Gather all lines in the entries below that include the word "гражданам".

----------------------------------------

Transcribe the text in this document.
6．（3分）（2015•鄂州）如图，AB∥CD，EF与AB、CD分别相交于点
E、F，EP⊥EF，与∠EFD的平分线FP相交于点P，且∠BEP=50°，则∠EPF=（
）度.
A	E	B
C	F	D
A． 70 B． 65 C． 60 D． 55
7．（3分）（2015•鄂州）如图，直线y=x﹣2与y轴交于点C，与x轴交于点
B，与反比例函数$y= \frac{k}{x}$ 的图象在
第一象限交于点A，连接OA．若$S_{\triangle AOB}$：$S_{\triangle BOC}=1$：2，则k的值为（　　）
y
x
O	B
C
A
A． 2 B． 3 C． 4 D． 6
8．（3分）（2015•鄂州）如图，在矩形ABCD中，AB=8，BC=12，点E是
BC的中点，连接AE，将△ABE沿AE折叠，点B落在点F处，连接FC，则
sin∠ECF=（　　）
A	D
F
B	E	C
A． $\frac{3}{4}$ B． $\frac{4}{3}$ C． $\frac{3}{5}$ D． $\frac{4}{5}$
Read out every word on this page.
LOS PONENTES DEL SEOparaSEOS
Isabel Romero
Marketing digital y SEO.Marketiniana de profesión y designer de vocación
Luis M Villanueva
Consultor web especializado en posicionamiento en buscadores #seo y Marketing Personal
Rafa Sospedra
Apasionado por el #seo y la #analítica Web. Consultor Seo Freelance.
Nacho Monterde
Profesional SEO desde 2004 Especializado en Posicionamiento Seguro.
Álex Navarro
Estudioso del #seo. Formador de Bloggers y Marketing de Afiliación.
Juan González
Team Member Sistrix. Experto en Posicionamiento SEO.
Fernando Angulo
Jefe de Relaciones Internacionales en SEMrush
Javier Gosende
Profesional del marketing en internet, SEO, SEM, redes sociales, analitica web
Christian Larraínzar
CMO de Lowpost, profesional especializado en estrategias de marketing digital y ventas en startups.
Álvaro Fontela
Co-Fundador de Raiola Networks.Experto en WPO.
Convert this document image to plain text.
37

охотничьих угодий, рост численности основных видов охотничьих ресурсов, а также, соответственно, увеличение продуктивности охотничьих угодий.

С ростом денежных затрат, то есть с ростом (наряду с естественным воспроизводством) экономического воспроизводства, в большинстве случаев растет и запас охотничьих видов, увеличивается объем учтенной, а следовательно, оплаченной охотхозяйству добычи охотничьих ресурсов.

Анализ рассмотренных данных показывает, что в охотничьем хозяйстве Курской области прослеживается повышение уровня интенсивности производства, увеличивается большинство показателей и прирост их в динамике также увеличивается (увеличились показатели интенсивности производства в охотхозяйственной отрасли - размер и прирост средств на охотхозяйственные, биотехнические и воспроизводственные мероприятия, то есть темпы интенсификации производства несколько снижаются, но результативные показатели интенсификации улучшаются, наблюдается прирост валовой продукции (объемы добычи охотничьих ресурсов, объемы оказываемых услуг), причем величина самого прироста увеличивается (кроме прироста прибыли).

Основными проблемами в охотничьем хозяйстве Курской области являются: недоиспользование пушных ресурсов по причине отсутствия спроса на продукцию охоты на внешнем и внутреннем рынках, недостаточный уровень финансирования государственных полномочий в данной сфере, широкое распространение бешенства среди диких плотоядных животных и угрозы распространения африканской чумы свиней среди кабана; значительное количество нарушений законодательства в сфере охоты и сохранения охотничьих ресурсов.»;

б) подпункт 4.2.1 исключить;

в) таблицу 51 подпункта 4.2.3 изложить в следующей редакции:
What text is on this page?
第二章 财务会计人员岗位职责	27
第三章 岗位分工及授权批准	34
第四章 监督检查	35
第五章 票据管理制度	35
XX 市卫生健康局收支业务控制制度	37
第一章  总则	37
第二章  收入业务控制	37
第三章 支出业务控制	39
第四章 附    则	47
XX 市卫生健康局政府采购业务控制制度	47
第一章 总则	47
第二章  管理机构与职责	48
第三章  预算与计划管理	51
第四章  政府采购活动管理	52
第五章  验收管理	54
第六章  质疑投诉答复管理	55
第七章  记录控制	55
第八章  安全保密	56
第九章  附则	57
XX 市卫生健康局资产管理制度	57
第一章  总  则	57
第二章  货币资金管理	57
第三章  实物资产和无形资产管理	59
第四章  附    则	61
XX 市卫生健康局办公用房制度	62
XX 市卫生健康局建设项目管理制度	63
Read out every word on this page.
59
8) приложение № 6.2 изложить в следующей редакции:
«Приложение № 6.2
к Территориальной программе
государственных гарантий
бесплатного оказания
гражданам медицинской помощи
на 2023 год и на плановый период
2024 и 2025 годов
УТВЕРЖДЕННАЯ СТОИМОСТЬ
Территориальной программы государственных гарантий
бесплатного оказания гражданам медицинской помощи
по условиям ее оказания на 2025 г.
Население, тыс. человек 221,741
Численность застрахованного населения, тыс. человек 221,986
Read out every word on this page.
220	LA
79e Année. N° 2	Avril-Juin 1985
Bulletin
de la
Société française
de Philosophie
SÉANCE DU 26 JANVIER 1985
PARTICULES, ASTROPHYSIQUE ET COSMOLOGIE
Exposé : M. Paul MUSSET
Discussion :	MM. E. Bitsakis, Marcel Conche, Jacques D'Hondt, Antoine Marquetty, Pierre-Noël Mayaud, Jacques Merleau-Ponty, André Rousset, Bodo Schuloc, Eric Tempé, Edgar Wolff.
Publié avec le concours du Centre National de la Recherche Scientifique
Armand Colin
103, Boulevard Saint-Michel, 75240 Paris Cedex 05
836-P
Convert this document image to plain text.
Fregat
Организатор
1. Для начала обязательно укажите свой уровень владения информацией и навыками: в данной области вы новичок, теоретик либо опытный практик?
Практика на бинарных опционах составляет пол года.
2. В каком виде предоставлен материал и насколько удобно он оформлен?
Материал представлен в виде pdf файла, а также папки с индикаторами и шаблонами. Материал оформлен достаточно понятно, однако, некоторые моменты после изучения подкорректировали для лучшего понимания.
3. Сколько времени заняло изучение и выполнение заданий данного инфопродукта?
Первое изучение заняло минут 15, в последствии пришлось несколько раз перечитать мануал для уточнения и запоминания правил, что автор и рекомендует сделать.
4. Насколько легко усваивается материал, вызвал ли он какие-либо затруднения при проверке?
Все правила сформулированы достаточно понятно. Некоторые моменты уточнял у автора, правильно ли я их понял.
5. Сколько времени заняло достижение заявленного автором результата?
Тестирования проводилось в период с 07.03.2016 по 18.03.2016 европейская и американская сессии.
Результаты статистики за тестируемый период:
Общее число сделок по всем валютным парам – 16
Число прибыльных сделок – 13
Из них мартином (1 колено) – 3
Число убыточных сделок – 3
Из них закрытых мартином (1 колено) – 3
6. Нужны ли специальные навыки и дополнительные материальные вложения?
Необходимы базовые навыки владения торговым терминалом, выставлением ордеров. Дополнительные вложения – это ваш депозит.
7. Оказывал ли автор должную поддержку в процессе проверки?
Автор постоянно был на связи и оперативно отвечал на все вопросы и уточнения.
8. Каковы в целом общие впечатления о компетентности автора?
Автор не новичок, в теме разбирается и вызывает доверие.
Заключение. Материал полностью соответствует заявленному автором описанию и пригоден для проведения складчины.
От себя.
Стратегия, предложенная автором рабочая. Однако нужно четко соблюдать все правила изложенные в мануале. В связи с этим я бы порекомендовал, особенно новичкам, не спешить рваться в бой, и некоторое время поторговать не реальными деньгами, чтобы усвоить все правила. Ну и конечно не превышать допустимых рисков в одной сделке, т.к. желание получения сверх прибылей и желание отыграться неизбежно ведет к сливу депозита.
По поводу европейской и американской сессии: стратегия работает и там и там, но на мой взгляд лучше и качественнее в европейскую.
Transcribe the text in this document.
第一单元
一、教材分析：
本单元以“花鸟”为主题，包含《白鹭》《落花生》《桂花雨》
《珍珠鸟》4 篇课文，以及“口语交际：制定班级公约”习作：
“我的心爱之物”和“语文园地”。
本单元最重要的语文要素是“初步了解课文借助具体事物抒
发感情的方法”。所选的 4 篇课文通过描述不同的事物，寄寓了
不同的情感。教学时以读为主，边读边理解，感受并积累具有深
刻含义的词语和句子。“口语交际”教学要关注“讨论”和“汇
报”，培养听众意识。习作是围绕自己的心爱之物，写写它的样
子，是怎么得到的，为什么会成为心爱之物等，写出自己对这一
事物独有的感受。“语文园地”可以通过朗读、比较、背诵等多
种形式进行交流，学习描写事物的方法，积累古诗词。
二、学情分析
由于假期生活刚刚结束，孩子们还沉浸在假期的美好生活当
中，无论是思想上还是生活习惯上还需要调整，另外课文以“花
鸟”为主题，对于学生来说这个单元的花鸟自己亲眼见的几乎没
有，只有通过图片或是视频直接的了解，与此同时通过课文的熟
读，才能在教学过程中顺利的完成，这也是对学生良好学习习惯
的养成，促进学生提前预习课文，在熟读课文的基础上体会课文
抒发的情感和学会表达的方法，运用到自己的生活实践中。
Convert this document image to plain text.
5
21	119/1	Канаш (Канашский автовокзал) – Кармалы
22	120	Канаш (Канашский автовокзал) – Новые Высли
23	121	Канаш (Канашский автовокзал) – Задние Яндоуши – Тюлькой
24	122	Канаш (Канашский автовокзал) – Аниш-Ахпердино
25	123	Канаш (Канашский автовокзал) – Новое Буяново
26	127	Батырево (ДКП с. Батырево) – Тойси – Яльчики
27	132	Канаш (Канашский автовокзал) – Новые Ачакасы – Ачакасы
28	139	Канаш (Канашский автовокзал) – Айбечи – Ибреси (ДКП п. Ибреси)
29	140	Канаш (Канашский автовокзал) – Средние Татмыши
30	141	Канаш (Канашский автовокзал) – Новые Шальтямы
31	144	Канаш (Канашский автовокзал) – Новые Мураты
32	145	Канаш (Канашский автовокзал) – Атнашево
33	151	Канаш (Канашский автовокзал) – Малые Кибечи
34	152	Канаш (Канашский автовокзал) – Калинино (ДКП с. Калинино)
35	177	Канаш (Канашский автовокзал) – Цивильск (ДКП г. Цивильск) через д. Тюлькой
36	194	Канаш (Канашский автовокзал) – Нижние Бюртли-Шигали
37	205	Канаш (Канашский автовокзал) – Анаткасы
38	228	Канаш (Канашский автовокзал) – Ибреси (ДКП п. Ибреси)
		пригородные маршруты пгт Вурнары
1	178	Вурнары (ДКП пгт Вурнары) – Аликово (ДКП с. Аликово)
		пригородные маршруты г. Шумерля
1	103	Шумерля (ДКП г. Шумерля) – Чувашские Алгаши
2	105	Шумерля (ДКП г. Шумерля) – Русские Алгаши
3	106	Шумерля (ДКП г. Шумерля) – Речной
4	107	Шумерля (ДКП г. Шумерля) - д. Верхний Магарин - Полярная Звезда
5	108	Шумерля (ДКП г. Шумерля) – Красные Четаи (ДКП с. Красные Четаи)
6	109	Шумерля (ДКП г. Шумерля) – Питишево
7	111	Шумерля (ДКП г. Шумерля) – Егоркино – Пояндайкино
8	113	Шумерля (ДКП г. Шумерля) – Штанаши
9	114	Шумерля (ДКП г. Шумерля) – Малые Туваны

----------------------------------------

## Written solution:
гражданам медицинской помощи
бесплатного оказания гражданам медицинской помощи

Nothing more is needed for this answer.